> **Stated goal**
Find each line holding the word "teks" and give the number of such lines, nothing else.
[Materials provided start]
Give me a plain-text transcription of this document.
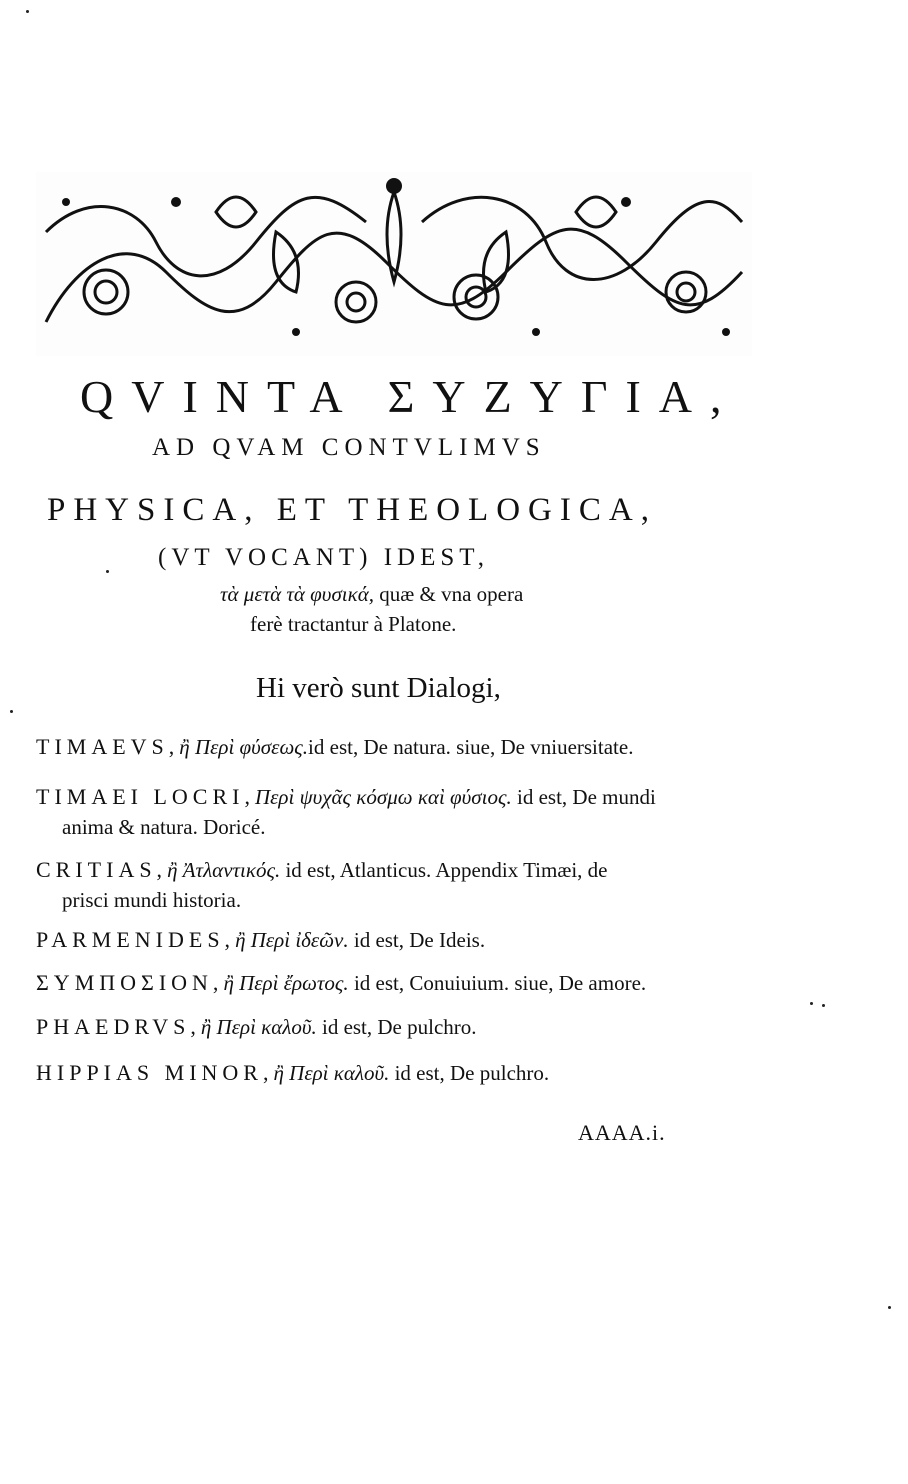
QVINTA ΣΥΖΥΓΙΑ,
AD QVAM CONTVLIMVS
PHYSICA, ET THEOLOGICA,
(VT VOCANT) IDEST,
τὰ μετὰ τὰ φυσικά, quæ & vna opera
ferè tractantur à Platone.
Hi verò sunt Dialogi,
TIMAEVS,ἢ Περὶ φύσεως.id est, De natura. siue, De vniuersitate.
TIMAEI LOCRI,Περὶ ψυχᾶς κόσμω καὶ φύσιος. id est, De mundi
anima & natura. Doricé.
CRITIAS,ἢ Ἀτλαντικός. id est, Atlanticus. Appendix Timæi, de
prisci mundi historia.
PARMENIDES,ἢ Περὶ ἰδεῶν. id est, De Ideis.
ΣΥΜΠΟΣΙΟΝ,ἢ Περὶ ἔρωτος. id est, Conuiuium. siue, De amore.
PHAEDRVS,ἢ Περὶ καλοῦ. id est, De pulchro.
HIPPIAS MINOR,ἢ Περὶ καλοῦ. id est, De pulchro.
AAAA.i.
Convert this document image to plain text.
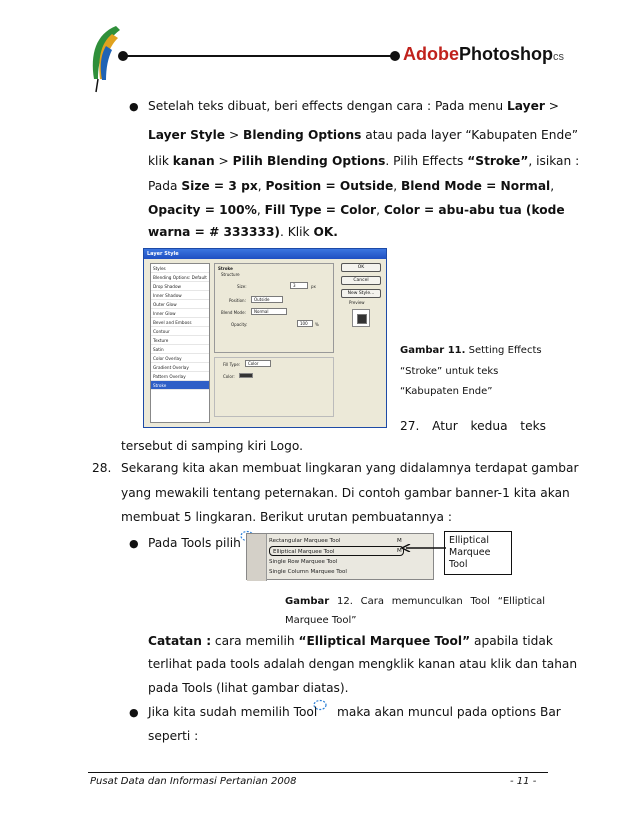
AdobePhotoshopcs
● Setelah teks dibuat, beri effects dengan cara : Pada menu Layer >
Layer Style > Blending Options atau pada layer “Kabupaten Ende”
klik kanan > Pilih Blending Options. Pilih Effects “Stroke”, isikan :
Pada Size = 3 px, Position = Outside, Blend Mode = Normal,
Opacity = 100%, Fill Type = Color, Color = abu-abu tua (kode
warna = # 333333). Klik OK.
Layer Style
Styles
Blending Options: Default
Drop Shadow
Inner Shadow
Outer Glow
Inner Glow
Bevel and Emboss
Contour
Texture
Satin
Color Overlay
Gradient Overlay
Pattern Overlay
Stroke
Stroke
Structure
Size:	3	px
Position:	Outside
Blend Mode:	Normal
Opacity:	100	%
Fill Type:	Color
Color:
OK
Cancel
New Style...
Preview
Gambar 11. Setting Effects
“Stroke” untuk teks
“Kabupaten Ende”
27. Atur kedua teks
tersebut di samping kiri Logo.
28. Sekarang kita akan membuat lingkaran yang didalamnya terdapat gambar
yang mewakili tentang peternakan. Di contoh gambar banner-1 kita akan
membuat 5 lingkaran. Berikut urutan pembuatannya :
● Pada Tools pilih	Rectangular Marquee Tool	M
Elliptical Marquee Tool	M
Single Row Marquee Tool
Single Column Marquee Tool
Elliptical
Marquee
Tool
Gambar 12. Cara memunculkan Tool “Elliptical
Marquee Tool”
Catatan : cara memilih “Elliptical Marquee Tool” apabila tidak
terlihat pada tools adalah dengan mengklik kanan atau klik dan tahan
pada Tools (lihat gambar diatas).
● Jika kita sudah memilih Tool maka akan muncul pada options Bar
seperti :
Pusat Data dan Informasi Pertanian 2008	- 11 -
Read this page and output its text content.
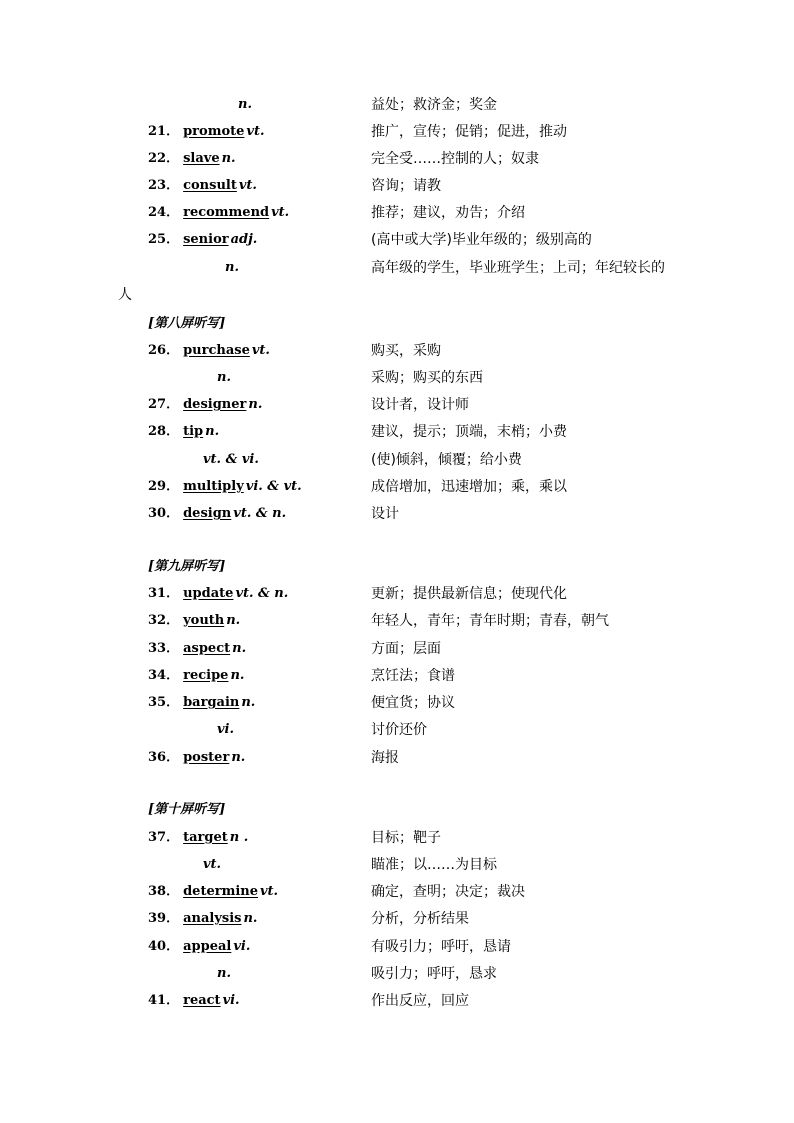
n.	益处；救济金；奖金
21． promote vt.	推广，宣传；促销；促进，推动
22． slave n.	完全受……控制的人；奴隶
23． consult vt.	咨询；请教
24． recommend vt.	推荐；建议，劝告；介绍
25． senior adj.	(高中或大学)毕业年级的；级别高的
n.	高年级的学生，毕业班学生；上司；年纪较长的
人
[第八屏听写]
26． purchase vt.	购买，采购
n.	采购；购买的东西
27． designer n.	设计者，设计师
28． tip n.	建议，提示；顶端，末梢；小费
vt. & vi.	(使)倾斜，倾覆；给小费
29． multiply vi. & vt.	成倍增加，迅速增加；乘，乘以
30． design vt. & n.	设计
[第九屏听写]
31． update vt. & n.	更新；提供最新信息；使现代化
32． youth n.	年轻人，青年；青年时期；青春，朝气
33． aspect n.	方面；层面
34． recipe n.	烹饪法；食谱
35． bargain n.	便宜货；协议
vi.	讨价还价
36． poster n.	海报
[第十屏听写]
37． target n .	目标；靶子
vt.	瞄准；以……为目标
38． determine vt.	确定，查明；决定；裁决
39． analysis n.	分析，分析结果
40． appeal vi.	有吸引力；呼吁，恳请
n.	吸引力；呼吁，恳求
41． react vi.	作出反应，回应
[Materials provided end]
> **Output of the exercise**
3